• **PROBLEM STATEMENT**
Select each line where the word "관리방법의" appears.

════════════════

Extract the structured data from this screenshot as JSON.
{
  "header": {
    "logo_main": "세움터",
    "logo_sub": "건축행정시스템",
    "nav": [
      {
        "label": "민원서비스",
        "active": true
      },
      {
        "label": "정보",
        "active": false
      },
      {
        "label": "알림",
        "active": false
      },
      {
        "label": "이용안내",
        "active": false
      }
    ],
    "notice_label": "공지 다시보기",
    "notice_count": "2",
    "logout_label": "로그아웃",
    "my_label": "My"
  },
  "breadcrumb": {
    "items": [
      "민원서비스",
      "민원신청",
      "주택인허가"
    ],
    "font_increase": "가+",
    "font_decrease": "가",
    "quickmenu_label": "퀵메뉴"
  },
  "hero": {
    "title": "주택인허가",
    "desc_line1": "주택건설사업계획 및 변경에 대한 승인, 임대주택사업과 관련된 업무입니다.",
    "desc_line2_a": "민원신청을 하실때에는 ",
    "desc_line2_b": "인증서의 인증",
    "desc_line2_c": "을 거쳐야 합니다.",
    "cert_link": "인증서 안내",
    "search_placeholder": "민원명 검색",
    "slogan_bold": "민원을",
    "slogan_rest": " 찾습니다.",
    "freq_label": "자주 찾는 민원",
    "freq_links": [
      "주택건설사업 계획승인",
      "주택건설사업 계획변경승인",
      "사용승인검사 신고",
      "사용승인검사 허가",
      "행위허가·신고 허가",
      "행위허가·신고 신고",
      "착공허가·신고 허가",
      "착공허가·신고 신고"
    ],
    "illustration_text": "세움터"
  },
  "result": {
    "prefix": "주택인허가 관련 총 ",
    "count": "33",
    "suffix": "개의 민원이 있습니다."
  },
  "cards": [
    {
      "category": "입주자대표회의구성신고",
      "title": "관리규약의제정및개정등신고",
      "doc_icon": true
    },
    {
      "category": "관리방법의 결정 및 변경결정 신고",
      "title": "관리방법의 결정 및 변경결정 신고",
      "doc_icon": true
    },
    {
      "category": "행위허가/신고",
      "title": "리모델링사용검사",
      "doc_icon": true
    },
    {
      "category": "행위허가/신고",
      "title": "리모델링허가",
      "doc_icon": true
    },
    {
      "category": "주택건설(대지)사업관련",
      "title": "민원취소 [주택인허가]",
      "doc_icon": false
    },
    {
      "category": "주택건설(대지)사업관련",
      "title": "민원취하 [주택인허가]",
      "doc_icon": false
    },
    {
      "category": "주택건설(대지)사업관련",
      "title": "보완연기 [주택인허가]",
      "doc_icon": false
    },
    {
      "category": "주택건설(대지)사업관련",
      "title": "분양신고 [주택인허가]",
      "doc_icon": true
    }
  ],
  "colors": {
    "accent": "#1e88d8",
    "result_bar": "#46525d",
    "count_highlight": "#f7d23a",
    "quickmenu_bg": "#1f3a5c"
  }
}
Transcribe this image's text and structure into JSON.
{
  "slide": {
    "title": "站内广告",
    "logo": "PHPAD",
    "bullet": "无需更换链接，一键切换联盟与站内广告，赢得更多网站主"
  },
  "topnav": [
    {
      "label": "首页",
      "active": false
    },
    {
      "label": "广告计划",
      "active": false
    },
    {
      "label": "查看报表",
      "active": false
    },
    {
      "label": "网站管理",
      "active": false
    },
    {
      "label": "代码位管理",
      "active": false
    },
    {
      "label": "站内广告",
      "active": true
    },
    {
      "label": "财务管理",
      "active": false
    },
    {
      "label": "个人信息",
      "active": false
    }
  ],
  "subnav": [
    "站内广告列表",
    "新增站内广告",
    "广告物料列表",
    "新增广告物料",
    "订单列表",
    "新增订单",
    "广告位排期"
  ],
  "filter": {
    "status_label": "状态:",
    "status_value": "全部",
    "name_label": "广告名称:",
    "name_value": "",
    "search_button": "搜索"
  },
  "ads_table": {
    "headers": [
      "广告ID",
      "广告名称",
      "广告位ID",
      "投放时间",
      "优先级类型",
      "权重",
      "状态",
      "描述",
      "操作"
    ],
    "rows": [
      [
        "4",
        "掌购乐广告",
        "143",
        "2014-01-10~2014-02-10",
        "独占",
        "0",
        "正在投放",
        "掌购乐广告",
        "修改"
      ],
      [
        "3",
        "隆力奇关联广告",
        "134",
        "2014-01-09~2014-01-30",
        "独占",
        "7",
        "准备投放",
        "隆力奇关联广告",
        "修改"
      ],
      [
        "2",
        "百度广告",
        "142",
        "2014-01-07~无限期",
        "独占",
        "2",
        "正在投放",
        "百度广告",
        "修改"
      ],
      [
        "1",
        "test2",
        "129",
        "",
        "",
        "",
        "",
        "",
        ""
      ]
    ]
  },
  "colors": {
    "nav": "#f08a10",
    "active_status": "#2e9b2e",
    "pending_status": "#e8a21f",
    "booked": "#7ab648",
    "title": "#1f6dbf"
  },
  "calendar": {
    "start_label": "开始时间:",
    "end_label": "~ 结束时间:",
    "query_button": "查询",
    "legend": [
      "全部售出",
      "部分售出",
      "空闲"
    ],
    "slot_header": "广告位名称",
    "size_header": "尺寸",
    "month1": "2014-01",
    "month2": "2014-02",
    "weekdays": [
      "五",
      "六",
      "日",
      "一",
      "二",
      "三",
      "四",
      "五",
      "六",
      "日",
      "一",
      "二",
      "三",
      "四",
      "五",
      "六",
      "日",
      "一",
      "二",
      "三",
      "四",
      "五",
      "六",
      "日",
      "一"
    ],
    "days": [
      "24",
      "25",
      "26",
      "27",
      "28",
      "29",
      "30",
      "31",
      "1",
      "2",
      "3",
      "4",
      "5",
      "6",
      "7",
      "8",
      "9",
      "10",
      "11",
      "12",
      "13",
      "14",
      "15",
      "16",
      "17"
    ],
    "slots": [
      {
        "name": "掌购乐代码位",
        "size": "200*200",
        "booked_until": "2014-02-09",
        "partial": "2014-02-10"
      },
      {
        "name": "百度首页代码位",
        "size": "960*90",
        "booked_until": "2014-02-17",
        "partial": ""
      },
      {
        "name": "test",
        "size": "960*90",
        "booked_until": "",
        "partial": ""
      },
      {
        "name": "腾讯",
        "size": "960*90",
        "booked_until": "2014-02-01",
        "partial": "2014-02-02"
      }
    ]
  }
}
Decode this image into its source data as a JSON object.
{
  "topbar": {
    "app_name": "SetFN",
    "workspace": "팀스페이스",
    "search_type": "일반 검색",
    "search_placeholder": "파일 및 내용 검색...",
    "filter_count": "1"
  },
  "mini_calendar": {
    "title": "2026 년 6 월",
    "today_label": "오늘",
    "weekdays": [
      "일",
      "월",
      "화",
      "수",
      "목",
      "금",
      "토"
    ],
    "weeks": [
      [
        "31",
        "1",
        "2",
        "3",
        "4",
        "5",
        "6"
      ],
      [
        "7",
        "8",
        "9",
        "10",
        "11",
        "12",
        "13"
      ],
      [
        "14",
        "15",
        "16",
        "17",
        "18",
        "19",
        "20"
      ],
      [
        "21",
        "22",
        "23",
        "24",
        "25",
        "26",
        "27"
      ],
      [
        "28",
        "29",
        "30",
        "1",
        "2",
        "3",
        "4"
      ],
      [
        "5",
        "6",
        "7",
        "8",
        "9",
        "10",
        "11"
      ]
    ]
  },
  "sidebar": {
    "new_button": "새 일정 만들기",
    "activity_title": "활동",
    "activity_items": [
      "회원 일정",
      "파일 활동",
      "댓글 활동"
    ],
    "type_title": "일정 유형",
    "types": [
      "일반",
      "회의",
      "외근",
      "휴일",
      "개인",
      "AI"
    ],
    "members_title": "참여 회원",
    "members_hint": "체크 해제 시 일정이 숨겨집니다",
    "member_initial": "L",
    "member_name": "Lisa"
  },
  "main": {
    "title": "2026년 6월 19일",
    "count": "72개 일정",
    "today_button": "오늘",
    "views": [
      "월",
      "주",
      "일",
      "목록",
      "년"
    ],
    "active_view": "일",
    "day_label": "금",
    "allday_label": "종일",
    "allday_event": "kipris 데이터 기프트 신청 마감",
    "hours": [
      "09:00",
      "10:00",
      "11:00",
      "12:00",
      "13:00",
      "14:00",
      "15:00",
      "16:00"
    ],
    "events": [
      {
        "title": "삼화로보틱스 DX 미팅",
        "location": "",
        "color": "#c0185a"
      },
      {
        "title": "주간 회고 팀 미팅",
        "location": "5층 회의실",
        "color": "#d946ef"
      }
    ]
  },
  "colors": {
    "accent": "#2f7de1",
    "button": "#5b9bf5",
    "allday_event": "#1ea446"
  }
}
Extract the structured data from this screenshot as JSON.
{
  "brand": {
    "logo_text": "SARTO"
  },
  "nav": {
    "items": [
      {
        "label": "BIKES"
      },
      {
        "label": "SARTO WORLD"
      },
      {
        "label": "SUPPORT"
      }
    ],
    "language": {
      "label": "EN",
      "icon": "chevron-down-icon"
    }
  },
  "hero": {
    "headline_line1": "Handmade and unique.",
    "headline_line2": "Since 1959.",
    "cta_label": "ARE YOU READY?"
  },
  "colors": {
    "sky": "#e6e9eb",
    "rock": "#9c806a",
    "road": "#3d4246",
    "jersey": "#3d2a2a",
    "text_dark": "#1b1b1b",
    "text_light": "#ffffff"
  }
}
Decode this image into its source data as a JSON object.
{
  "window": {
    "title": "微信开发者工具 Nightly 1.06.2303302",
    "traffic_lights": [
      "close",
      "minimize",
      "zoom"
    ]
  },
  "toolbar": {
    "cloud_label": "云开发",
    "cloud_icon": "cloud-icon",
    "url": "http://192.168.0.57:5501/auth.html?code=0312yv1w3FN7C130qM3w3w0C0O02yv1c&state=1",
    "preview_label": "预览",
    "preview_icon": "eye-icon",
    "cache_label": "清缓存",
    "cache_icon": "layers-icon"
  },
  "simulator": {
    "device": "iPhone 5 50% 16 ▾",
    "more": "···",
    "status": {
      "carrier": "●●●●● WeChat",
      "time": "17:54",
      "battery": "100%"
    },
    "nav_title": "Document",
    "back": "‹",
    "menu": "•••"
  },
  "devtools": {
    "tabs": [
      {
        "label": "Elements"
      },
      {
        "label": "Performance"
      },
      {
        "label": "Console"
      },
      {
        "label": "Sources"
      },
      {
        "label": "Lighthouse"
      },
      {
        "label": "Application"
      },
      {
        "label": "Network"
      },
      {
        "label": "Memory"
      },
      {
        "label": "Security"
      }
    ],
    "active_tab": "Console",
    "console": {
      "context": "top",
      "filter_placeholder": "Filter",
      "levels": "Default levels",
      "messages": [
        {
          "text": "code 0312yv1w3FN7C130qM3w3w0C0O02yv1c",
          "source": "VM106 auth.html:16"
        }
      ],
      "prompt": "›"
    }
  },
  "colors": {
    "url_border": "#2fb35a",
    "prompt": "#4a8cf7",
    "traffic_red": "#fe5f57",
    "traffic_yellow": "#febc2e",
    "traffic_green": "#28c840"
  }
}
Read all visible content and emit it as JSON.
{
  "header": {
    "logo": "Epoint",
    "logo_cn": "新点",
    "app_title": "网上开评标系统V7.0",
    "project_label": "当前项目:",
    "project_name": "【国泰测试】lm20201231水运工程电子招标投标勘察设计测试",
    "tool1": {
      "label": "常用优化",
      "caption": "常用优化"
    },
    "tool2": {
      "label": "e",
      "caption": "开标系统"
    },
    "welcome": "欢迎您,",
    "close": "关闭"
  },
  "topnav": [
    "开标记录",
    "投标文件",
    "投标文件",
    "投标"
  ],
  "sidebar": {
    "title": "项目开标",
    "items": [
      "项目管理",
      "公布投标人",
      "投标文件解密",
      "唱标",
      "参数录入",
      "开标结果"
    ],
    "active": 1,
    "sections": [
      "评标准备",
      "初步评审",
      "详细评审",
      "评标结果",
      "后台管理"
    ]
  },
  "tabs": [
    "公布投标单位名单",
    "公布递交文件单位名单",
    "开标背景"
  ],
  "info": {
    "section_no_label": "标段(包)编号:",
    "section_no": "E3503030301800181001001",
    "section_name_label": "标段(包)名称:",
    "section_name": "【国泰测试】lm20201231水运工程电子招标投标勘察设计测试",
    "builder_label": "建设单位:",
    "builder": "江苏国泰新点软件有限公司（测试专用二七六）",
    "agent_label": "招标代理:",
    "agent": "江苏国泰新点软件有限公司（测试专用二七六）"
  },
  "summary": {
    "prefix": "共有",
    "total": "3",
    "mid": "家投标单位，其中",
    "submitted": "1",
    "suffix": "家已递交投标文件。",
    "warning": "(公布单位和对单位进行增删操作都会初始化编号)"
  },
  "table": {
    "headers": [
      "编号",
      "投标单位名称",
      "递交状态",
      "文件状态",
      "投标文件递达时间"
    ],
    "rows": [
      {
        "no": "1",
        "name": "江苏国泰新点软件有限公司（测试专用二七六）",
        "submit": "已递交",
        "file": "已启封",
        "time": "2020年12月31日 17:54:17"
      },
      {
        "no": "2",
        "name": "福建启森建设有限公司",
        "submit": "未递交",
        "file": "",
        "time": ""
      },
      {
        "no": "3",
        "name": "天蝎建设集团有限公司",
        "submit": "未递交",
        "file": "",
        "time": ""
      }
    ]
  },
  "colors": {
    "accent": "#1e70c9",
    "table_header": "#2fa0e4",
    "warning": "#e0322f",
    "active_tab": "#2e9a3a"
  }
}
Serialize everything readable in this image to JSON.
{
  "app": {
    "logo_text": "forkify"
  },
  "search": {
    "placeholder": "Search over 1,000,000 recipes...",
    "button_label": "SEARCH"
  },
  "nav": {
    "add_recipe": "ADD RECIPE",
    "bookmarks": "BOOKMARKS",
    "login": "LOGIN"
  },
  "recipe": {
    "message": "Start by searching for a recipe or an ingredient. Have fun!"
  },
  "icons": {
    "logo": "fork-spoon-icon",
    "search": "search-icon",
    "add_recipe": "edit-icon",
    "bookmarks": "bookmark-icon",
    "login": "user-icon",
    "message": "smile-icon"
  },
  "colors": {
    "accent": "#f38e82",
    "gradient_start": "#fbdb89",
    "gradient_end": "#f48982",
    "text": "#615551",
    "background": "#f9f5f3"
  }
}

════════════════

• **SOLUTION TO THIS TASK**
      "category": "관리방법의 결정 및 변경결정 신고",
      "title": "관리방법의 결정 및 변경결정 신고",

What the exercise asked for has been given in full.